--- START OF The records ---

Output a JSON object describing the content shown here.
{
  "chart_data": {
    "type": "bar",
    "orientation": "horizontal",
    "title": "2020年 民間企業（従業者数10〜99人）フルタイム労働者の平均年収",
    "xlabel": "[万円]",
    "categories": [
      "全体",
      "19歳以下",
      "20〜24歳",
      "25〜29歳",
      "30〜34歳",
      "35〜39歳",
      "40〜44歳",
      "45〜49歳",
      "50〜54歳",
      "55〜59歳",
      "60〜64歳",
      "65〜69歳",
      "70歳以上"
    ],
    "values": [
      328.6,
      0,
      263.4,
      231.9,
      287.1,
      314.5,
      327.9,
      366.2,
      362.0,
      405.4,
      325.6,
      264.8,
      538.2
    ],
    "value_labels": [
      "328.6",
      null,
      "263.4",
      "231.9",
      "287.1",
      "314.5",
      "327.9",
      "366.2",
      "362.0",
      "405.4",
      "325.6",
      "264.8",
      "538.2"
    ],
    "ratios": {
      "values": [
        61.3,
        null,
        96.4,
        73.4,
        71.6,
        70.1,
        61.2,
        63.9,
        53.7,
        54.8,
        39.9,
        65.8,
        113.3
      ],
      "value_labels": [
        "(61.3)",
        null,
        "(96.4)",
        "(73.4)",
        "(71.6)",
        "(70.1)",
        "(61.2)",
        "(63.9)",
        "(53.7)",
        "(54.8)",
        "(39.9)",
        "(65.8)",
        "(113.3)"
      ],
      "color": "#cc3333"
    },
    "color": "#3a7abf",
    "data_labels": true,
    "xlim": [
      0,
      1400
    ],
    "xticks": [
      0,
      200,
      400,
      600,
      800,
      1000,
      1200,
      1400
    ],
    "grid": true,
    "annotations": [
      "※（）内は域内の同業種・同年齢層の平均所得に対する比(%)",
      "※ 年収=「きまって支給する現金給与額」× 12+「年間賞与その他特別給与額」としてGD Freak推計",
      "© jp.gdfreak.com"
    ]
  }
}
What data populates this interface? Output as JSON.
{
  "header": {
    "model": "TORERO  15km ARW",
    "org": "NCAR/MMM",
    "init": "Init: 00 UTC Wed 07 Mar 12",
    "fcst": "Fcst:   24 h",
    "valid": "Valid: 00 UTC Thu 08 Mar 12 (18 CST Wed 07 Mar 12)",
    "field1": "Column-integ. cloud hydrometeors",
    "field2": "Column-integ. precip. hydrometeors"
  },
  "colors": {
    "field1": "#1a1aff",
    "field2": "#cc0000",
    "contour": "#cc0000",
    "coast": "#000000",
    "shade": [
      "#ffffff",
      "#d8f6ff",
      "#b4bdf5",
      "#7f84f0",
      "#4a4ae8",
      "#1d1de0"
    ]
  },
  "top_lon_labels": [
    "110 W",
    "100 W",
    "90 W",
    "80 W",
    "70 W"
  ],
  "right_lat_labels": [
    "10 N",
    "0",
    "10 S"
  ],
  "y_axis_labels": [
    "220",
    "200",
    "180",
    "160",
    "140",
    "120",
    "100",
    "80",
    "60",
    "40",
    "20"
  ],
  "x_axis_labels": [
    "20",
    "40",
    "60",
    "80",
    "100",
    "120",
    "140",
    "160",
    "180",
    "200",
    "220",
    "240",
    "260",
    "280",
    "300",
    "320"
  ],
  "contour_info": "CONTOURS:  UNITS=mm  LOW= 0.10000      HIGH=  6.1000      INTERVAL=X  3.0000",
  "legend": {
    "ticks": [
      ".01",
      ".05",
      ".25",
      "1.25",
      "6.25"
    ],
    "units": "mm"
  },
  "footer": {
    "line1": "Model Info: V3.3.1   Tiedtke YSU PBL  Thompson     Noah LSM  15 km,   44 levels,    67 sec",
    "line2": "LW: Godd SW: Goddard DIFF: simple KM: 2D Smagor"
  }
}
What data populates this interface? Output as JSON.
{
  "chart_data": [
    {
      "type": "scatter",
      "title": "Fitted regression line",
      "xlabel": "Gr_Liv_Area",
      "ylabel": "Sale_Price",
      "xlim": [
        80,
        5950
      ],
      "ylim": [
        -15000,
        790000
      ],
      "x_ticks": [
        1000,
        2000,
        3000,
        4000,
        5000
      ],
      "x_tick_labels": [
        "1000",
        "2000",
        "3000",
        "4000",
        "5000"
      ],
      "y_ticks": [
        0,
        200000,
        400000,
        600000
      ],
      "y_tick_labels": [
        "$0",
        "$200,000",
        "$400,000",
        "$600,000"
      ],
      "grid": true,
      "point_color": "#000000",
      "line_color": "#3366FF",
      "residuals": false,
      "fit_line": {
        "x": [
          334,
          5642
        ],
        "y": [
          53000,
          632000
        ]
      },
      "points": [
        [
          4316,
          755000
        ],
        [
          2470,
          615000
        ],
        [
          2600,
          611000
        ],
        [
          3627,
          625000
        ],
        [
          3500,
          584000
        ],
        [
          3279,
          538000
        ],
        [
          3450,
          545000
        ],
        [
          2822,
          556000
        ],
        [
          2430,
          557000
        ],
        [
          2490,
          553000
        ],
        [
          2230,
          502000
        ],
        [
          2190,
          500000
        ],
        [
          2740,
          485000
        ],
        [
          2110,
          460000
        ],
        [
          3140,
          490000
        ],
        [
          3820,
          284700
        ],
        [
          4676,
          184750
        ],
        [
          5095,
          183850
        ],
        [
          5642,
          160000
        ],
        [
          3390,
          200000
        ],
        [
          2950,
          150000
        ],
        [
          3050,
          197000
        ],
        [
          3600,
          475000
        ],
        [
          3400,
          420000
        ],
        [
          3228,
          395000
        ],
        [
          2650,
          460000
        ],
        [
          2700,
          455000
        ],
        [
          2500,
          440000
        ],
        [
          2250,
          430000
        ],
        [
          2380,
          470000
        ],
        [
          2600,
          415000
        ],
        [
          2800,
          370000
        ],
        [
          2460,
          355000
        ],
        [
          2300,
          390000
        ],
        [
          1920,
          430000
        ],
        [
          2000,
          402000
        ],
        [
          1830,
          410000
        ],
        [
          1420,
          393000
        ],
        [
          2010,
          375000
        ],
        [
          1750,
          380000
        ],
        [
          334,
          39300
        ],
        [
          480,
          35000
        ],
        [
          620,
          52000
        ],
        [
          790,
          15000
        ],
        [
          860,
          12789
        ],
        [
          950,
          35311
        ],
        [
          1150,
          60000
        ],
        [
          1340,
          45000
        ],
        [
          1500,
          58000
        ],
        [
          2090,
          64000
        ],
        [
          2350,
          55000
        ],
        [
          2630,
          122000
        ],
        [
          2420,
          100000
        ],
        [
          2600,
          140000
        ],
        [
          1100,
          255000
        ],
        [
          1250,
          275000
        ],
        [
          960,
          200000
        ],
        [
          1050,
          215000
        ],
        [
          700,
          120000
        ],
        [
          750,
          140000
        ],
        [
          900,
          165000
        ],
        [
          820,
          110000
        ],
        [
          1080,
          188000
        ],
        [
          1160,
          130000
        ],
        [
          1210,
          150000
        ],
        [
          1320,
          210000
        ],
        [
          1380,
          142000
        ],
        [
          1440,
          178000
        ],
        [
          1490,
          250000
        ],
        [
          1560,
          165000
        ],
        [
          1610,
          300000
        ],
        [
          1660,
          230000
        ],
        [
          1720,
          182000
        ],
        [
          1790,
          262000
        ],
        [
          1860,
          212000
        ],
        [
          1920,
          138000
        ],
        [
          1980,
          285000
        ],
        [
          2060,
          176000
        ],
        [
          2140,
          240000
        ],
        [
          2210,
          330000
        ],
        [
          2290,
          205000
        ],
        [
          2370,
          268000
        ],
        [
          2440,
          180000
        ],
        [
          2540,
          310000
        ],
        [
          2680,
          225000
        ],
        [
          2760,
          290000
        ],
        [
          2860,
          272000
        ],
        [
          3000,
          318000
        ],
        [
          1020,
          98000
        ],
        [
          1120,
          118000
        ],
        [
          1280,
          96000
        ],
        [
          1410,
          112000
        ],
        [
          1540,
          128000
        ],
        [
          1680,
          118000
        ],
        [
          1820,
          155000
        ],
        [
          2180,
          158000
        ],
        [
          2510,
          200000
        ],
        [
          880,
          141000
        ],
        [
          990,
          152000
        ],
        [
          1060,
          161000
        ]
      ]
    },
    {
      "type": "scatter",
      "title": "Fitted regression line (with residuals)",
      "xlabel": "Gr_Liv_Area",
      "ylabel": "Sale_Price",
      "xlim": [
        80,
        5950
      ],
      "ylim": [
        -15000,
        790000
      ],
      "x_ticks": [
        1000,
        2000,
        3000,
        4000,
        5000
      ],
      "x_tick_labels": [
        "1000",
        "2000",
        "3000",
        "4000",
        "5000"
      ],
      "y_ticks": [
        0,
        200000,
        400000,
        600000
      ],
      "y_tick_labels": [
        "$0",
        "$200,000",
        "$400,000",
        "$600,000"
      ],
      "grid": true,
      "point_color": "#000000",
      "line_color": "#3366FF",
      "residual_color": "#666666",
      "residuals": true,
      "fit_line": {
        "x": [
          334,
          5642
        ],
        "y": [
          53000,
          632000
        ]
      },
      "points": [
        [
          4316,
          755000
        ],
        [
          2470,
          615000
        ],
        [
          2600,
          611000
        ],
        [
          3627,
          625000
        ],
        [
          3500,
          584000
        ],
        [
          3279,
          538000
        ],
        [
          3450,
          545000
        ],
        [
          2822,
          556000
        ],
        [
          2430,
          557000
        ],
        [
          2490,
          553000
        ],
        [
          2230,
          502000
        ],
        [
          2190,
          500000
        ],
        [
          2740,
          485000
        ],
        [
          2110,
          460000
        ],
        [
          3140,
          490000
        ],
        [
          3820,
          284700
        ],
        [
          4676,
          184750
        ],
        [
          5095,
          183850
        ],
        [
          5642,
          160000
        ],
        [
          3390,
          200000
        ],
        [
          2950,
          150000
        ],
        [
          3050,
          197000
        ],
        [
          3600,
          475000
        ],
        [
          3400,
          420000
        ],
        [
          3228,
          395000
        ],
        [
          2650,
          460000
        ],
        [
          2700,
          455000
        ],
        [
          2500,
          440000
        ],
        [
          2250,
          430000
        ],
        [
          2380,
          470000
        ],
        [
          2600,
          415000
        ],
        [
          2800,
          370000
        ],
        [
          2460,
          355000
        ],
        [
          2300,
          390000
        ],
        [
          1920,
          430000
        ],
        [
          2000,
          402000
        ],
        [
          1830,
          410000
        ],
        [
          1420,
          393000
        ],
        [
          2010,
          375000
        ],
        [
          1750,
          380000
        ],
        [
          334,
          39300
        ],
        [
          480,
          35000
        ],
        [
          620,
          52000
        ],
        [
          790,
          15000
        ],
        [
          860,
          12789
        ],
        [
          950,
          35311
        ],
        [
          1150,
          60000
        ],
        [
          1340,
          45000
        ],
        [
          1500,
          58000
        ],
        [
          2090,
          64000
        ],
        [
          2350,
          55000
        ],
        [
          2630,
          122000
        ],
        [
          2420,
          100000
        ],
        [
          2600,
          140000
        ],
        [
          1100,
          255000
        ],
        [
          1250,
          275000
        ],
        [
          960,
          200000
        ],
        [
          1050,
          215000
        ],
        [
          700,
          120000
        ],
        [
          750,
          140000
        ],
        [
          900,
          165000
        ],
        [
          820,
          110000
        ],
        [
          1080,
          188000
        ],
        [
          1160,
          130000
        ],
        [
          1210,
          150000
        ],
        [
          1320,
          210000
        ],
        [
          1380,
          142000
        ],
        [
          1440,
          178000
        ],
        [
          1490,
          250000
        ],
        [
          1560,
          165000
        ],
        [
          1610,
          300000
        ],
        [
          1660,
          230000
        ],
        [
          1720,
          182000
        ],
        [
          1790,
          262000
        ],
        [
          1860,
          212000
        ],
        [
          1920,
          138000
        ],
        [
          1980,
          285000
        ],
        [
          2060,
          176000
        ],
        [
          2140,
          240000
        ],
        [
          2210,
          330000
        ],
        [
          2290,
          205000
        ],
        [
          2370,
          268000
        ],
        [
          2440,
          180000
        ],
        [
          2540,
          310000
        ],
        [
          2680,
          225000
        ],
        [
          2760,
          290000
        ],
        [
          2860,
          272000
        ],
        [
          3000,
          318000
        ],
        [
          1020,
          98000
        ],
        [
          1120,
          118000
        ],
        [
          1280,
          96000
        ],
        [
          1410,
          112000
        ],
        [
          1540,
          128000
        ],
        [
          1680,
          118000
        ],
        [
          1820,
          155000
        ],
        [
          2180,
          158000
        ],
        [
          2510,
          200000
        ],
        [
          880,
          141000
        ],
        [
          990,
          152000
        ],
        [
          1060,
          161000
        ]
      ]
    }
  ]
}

--- END OF The records ---

◆ **Written task**: In the records shown above, how many lines include the word "Column"? Answer with the number only.

◆ **The solution**: 2